Written problem:
Scan the records for the string "from"; copy each line where it occurs.

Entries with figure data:

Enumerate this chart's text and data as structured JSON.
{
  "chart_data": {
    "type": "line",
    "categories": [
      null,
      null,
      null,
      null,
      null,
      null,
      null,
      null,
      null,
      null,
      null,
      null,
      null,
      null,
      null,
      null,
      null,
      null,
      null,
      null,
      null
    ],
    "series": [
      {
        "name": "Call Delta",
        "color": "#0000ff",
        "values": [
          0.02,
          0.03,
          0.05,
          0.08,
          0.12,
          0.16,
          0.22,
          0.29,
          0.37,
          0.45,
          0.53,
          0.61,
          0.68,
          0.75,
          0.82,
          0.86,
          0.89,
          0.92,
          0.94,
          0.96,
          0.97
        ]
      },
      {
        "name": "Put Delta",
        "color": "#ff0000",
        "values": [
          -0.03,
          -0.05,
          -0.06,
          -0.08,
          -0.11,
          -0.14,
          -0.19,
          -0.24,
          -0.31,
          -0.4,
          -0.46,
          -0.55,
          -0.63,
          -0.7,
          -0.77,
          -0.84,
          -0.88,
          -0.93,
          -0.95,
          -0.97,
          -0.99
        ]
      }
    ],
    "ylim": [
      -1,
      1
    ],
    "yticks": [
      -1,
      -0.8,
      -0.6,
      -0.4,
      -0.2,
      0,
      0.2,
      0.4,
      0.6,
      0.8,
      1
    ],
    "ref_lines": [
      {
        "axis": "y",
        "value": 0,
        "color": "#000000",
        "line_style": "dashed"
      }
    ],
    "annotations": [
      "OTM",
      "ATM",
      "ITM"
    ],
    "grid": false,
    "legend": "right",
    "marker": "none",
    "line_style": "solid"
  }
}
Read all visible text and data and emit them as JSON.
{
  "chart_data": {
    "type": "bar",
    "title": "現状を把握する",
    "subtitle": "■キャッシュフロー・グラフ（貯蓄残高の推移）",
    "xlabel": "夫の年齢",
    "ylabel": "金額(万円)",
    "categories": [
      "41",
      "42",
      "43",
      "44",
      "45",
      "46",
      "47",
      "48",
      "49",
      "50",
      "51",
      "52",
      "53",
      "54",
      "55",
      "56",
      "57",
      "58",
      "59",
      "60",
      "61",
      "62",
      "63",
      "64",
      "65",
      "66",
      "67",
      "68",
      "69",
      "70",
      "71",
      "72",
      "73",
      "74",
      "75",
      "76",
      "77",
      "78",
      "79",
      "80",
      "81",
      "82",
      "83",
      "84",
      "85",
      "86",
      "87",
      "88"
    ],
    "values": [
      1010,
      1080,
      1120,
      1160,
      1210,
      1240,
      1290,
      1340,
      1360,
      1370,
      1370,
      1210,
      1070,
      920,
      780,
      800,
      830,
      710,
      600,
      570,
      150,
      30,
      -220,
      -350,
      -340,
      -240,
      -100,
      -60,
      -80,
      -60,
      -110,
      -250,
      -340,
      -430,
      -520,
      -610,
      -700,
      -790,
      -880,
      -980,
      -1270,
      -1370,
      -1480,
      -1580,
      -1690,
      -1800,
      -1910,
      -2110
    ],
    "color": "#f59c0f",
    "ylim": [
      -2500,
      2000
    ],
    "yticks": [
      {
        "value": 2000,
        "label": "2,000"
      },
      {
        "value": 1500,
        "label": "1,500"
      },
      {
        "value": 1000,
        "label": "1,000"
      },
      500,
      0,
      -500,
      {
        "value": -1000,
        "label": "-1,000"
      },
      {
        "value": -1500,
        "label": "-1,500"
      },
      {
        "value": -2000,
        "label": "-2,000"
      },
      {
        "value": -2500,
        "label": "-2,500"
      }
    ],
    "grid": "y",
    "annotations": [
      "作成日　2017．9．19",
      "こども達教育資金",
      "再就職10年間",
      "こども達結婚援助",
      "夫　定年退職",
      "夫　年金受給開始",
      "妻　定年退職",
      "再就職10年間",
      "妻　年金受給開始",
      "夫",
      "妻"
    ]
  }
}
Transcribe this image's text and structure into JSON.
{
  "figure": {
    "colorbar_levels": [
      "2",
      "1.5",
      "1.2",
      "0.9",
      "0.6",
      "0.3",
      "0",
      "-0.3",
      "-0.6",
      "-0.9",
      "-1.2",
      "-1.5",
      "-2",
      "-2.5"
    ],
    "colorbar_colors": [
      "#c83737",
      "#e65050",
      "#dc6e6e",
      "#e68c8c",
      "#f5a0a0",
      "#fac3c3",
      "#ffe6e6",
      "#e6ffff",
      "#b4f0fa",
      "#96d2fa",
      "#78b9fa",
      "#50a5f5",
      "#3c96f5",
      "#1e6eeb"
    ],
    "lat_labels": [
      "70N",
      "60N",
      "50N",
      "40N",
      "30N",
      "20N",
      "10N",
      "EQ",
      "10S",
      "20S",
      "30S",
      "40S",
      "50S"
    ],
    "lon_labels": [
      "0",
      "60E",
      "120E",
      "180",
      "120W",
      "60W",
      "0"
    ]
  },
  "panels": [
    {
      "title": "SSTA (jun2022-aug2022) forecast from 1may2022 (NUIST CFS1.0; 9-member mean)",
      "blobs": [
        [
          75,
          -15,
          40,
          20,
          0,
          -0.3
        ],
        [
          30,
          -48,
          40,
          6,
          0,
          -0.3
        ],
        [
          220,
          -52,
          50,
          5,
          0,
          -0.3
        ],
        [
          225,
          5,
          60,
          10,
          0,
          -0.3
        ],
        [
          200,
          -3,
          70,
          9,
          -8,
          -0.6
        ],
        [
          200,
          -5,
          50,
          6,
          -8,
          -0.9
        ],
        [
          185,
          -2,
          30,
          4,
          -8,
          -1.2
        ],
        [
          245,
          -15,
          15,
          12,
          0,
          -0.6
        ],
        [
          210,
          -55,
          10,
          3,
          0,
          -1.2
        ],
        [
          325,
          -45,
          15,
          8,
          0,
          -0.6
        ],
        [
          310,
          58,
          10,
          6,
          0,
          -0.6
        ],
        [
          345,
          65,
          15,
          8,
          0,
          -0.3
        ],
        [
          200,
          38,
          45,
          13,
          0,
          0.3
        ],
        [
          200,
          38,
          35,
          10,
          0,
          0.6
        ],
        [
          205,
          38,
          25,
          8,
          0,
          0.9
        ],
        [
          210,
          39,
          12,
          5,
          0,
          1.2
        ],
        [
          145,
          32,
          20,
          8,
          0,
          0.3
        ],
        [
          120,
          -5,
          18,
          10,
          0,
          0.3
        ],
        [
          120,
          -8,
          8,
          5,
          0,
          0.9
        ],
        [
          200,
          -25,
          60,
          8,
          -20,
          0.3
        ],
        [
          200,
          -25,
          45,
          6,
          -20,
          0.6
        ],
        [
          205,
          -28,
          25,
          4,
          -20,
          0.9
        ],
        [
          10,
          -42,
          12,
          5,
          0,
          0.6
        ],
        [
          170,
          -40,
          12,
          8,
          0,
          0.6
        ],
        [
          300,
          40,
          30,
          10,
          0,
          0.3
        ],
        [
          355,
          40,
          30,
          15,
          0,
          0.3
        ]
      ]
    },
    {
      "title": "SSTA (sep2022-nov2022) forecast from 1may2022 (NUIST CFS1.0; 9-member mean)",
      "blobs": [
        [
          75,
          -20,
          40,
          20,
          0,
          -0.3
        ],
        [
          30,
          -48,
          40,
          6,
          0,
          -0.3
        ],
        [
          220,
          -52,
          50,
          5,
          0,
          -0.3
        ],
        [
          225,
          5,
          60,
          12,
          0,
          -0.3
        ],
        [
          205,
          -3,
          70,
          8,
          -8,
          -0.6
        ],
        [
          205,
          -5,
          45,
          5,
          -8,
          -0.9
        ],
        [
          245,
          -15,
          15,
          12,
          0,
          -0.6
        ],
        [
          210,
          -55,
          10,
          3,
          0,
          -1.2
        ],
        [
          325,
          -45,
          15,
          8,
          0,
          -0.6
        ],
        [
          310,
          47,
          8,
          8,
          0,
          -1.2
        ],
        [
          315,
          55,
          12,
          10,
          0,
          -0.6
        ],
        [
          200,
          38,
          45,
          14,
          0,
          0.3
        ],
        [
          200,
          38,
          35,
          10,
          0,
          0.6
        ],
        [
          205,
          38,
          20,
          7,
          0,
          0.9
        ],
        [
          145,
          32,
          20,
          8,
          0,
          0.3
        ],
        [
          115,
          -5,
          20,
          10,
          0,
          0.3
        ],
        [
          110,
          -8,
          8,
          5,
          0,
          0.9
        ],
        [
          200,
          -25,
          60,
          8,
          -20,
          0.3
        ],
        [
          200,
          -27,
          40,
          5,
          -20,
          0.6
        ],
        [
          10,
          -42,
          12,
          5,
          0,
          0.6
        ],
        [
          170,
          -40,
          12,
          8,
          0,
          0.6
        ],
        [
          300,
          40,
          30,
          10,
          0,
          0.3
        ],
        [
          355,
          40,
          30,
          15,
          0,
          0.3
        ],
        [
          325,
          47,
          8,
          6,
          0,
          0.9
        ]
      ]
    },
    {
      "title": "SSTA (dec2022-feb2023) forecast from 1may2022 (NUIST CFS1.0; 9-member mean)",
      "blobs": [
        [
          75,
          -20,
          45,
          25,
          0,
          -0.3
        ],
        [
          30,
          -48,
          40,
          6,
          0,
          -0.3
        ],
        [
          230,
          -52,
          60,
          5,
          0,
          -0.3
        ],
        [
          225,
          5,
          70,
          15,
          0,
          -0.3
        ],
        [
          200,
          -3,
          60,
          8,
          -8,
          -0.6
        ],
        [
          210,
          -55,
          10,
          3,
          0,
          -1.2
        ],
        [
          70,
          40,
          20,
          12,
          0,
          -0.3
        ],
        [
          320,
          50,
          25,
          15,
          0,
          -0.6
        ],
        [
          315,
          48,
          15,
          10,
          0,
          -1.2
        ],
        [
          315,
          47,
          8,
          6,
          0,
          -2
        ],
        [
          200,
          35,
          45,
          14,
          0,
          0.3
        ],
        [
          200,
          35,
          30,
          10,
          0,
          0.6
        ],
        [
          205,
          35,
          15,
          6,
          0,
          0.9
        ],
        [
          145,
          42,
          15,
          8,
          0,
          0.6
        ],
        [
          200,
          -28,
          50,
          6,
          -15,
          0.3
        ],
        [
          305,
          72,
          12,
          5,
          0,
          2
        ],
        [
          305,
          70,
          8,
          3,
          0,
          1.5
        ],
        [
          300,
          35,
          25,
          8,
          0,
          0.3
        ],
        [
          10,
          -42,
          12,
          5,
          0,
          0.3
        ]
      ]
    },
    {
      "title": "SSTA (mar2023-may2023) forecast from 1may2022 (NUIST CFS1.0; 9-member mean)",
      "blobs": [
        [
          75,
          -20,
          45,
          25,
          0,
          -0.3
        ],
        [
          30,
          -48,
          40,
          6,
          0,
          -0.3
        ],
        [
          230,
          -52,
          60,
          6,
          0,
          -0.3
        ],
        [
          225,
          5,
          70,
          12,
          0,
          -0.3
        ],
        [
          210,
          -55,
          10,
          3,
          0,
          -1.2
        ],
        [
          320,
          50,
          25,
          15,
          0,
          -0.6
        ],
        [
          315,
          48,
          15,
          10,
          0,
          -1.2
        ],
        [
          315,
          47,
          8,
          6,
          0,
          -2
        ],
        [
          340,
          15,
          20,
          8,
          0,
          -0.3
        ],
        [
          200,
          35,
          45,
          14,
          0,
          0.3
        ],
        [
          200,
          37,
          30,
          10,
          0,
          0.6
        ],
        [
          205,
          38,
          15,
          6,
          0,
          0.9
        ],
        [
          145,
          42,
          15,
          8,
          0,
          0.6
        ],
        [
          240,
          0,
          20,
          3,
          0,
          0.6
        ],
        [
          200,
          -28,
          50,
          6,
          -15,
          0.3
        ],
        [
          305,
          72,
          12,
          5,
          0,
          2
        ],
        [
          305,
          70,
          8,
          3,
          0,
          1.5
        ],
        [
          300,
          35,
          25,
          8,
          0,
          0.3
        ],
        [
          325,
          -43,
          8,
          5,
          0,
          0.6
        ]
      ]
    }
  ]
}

Response to the task:
      "title": "SSTA (jun2022-aug2022) forecast from 1may2022 (NUIST CFS1.0; 9-member mean)",
      "title": "SSTA (sep2022-nov2022) forecast from 1may2022 (NUIST CFS1.0; 9-member mean)",
      "title": "SSTA (dec2022-feb2023) forecast from 1may2022 (NUIST CFS1.0; 9-member mean)",
      "title": "SSTA (mar2023-may2023) forecast from 1may2022 (NUIST CFS1.0; 9-member mean)",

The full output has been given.